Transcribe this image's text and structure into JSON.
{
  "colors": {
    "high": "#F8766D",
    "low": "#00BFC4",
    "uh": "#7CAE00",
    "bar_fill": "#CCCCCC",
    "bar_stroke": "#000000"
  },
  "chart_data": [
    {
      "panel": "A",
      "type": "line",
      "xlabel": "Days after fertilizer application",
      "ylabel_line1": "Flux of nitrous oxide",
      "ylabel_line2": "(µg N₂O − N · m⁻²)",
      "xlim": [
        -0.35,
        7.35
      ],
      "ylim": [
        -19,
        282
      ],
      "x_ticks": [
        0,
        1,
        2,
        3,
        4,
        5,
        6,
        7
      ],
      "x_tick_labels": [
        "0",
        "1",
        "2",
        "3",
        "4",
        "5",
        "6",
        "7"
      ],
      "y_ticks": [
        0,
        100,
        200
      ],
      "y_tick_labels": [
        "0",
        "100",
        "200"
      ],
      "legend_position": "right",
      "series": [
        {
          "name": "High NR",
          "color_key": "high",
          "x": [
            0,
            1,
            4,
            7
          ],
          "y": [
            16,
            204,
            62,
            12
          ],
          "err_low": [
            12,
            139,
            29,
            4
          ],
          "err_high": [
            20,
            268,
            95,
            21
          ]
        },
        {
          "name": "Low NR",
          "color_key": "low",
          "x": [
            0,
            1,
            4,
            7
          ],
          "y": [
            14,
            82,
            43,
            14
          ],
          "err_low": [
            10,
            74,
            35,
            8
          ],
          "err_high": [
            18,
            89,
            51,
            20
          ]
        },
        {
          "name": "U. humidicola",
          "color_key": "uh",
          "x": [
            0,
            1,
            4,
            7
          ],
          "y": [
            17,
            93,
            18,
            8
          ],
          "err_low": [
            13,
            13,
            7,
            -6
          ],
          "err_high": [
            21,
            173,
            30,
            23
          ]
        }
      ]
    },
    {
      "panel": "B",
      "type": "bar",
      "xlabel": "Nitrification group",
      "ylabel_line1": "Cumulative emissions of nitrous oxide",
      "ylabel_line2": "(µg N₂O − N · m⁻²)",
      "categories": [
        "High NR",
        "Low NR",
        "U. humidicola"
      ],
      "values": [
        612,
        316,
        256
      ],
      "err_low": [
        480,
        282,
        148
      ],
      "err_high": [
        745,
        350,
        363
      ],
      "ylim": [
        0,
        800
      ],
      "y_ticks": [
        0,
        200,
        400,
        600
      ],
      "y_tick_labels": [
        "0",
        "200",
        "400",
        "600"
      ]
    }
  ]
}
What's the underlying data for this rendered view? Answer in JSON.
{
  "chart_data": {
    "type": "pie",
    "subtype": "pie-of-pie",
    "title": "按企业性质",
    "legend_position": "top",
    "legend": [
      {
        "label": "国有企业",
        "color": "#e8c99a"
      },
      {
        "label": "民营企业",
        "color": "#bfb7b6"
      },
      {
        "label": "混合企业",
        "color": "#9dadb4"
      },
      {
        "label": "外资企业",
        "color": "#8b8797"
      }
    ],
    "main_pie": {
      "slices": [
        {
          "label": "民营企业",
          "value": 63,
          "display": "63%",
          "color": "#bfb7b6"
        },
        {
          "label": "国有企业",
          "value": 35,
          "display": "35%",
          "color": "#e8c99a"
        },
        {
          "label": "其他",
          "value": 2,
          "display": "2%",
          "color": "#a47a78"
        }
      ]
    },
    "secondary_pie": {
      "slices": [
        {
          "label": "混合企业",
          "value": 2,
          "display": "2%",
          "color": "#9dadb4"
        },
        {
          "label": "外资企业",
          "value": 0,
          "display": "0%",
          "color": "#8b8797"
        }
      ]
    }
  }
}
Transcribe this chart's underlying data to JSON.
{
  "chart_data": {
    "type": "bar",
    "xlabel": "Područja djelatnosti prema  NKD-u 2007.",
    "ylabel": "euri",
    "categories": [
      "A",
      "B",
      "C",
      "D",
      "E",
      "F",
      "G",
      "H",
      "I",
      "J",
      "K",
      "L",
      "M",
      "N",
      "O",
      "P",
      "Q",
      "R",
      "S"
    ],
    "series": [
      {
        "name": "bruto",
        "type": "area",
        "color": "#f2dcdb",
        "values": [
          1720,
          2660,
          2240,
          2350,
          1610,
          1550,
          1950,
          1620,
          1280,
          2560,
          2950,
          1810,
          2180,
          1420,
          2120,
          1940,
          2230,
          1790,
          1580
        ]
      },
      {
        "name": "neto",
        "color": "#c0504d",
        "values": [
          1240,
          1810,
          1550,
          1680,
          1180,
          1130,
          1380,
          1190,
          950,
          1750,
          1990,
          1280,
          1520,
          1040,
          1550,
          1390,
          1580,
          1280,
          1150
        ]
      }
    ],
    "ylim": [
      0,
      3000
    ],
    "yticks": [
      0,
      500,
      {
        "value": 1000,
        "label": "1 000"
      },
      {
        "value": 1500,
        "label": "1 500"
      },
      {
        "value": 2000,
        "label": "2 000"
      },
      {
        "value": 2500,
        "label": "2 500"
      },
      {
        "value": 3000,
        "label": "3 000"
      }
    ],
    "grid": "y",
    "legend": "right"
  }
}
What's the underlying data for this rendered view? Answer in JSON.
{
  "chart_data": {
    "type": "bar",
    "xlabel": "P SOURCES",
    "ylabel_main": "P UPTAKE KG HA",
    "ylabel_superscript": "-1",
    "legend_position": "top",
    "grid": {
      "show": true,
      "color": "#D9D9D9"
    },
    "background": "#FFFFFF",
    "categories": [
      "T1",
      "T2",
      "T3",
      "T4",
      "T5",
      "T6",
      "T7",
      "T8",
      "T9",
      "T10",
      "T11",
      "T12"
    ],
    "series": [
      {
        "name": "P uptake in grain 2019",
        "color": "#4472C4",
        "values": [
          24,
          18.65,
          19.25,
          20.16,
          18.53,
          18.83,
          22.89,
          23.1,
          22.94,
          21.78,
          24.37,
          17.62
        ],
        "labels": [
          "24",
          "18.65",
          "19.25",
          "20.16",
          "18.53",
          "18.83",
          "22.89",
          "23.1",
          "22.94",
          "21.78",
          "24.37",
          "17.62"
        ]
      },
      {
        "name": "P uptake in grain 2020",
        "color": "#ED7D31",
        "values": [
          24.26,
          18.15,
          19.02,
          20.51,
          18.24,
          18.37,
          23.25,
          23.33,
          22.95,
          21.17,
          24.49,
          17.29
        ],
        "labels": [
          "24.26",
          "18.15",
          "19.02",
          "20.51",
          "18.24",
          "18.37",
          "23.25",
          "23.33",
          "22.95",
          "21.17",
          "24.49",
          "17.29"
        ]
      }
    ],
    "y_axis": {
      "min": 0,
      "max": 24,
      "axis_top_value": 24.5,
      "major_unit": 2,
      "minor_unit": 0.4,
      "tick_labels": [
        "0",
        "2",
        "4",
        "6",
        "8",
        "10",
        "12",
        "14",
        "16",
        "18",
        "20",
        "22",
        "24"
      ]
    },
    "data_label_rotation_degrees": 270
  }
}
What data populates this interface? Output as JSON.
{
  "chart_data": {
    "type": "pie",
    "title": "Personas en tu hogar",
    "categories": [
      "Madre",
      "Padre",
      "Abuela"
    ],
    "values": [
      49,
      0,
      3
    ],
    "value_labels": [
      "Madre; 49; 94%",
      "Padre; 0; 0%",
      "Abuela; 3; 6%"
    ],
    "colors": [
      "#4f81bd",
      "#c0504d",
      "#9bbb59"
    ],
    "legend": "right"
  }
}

= = = = =

» What to work on:
Repeat the data verbatim.

» Written response:
Transcribe this image's text and structure into JSON.
{
  "colors": {
    "high": "#F8766D",
    "low": "#00BFC4",
    "uh": "#7CAE00",
    "bar_fill": "#CCCCCC",
    "bar_stroke": "#000000"
  },
  "chart_data": [
    {
      "panel": "A",
      "type": "line",
      "xlabel": "Days after fertilizer application",
      "ylabel_line1": "Flux of nitrous oxide",
      "ylabel_line2": "(µg N₂O − N · m⁻²)",
      "xlim": [
        -0.35,
        7.35
      ],
      "ylim": [
        -19,
        282
      ],
      "x_ticks": [
        0,
        1,
        2,
        3,
        4,
        5,
        6,
        7
      ],
      "x_tick_labels": [
        "0",
        "1",
        "2",
        "3",
        "4",
        "5",
        "6",
        "7"
      ],
      "y_ticks": [
        0,
        100,
        200
      ],
      "y_tick_labels": [
        "0",
        "100",
        "200"
      ],
      "legend_position": "right",
      "series": [
        {
          "name": "High NR",
          "color_key": "high",
          "x": [
            0,
            1,
            4,
            7
          ],
          "y": [
            16,
            204,
            62,
            12
          ],
          "err_low": [
            12,
            139,
            29,
            4
          ],
          "err_high": [
            20,
            268,
            95,
            21
          ]
        },
        {
          "name": "Low NR",
          "color_key": "low",
          "x": [
            0,
            1,
            4,
            7
          ],
          "y": [
            14,
            82,
            43,
            14
          ],
          "err_low": [
            10,
            74,
            35,
            8
          ],
          "err_high": [
            18,
            89,
            51,
            20
          ]
        },
        {
          "name": "U. humidicola",
          "color_key": "uh",
          "x": [
            0,
            1,
            4,
            7
          ],
          "y": [
            17,
            93,
            18,
            8
          ],
          "err_low": [
            13,
            13,
            7,
            -6
          ],
          "err_high": [
            21,
            173,
            30,
            23
          ]
        }
      ]
    },
    {
      "panel": "B",
      "type": "bar",
      "xlabel": "Nitrification group",
      "ylabel_line1": "Cumulative emissions of nitrous oxide",
      "ylabel_line2": "(µg N₂O − N · m⁻²)",
      "categories": [
        "High NR",
        "Low NR",
        "U. humidicola"
      ],
      "values": [
        612,
        316,
        256
      ],
      "err_low": [
        480,
        282,
        148
      ],
      "err_high": [
        745,
        350,
        363
      ],
      "ylim": [
        0,
        800
      ],
      "y_ticks": [
        0,
        200,
        400,
        600
      ],
      "y_tick_labels": [
        "0",
        "200",
        "400",
        "600"
      ]
    }
  ]
}
What's the underlying data for this rendered view? Answer in JSON.
{
  "chart_data": {
    "type": "pie",
    "subtype": "pie-of-pie",
    "title": "按企业性质",
    "legend_position": "top",
    "legend": [
      {
        "label": "国有企业",
        "color": "#e8c99a"
      },
      {
        "label": "民营企业",
        "color": "#bfb7b6"
      },
      {
        "label": "混合企业",
        "color": "#9dadb4"
      },
      {
        "label": "外资企业",
        "color": "#8b8797"
      }
    ],
    "main_pie": {
      "slices": [
        {
          "label": "民营企业",
          "value": 63,
          "display": "63%",
          "color": "#bfb7b6"
        },
        {
          "label": "国有企业",
          "value": 35,
          "display": "35%",
          "color": "#e8c99a"
        },
        {
          "label": "其他",
          "value": 2,
          "display": "2%",
          "color": "#a47a78"
        }
      ]
    },
    "secondary_pie": {
      "slices": [
        {
          "label": "混合企业",
          "value": 2,
          "display": "2%",
          "color": "#9dadb4"
        },
        {
          "label": "外资企业",
          "value": 0,
          "display": "0%",
          "color": "#8b8797"
        }
      ]
    }
  }
}
Transcribe this chart's underlying data to JSON.
{
  "chart_data": {
    "type": "bar",
    "xlabel": "Područja djelatnosti prema  NKD-u 2007.",
    "ylabel": "euri",
    "categories": [
      "A",
      "B",
      "C",
      "D",
      "E",
      "F",
      "G",
      "H",
      "I",
      "J",
      "K",
      "L",
      "M",
      "N",
      "O",
      "P",
      "Q",
      "R",
      "S"
    ],
    "series": [
      {
        "name": "bruto",
        "type": "area",
        "color": "#f2dcdb",
        "values": [
          1720,
          2660,
          2240,
          2350,
          1610,
          1550,
          1950,
          1620,
          1280,
          2560,
          2950,
          1810,
          2180,
          1420,
          2120,
          1940,
          2230,
          1790,
          1580
        ]
      },
      {
        "name": "neto",
        "color": "#c0504d",
        "values": [
          1240,
          1810,
          1550,
          1680,
          1180,
          1130,
          1380,
          1190,
          950,
          1750,
          1990,
          1280,
          1520,
          1040,
          1550,
          1390,
          1580,
          1280,
          1150
        ]
      }
    ],
    "ylim": [
      0,
      3000
    ],
    "yticks": [
      0,
      500,
      {
        "value": 1000,
        "label": "1 000"
      },
      {
        "value": 1500,
        "label": "1 500"
      },
      {
        "value": 2000,
        "label": "2 000"
      },
      {
        "value": 2500,
        "label": "2 500"
      },
      {
        "value": 3000,
        "label": "3 000"
      }
    ],
    "grid": "y",
    "legend": "right"
  }
}
What's the underlying data for this rendered view? Answer in JSON.
{
  "chart_data": {
    "type": "bar",
    "xlabel": "P SOURCES",
    "ylabel_main": "P UPTAKE KG HA",
    "ylabel_superscript": "-1",
    "legend_position": "top",
    "grid": {
      "show": true,
      "color": "#D9D9D9"
    },
    "background": "#FFFFFF",
    "categories": [
      "T1",
      "T2",
      "T3",
      "T4",
      "T5",
      "T6",
      "T7",
      "T8",
      "T9",
      "T10",
      "T11",
      "T12"
    ],
    "series": [
      {
        "name": "P uptake in grain 2019",
        "color": "#4472C4",
        "values": [
          24,
          18.65,
          19.25,
          20.16,
          18.53,
          18.83,
          22.89,
          23.1,
          22.94,
          21.78,
          24.37,
          17.62
        ],
        "labels": [
          "24",
          "18.65",
          "19.25",
          "20.16",
          "18.53",
          "18.83",
          "22.89",
          "23.1",
          "22.94",
          "21.78",
          "24.37",
          "17.62"
        ]
      },
      {
        "name": "P uptake in grain 2020",
        "color": "#ED7D31",
        "values": [
          24.26,
          18.15,
          19.02,
          20.51,
          18.24,
          18.37,
          23.25,
          23.33,
          22.95,
          21.17,
          24.49,
          17.29
        ],
        "labels": [
          "24.26",
          "18.15",
          "19.02",
          "20.51",
          "18.24",
          "18.37",
          "23.25",
          "23.33",
          "22.95",
          "21.17",
          "24.49",
          "17.29"
        ]
      }
    ],
    "y_axis": {
      "min": 0,
      "max": 24,
      "axis_top_value": 24.5,
      "major_unit": 2,
      "minor_unit": 0.4,
      "tick_labels": [
        "0",
        "2",
        "4",
        "6",
        "8",
        "10",
        "12",
        "14",
        "16",
        "18",
        "20",
        "22",
        "24"
      ]
    },
    "data_label_rotation_degrees": 270
  }
}
What data populates this interface? Output as JSON.
{
  "chart_data": {
    "type": "pie",
    "title": "Personas en tu hogar",
    "categories": [
      "Madre",
      "Padre",
      "Abuela"
    ],
    "values": [
      49,
      0,
      3
    ],
    "value_labels": [
      "Madre; 49; 94%",
      "Padre; 0; 0%",
      "Abuela; 3; 6%"
    ],
    "colors": [
      "#4f81bd",
      "#c0504d",
      "#9bbb59"
    ],
    "legend": "right"
  }
}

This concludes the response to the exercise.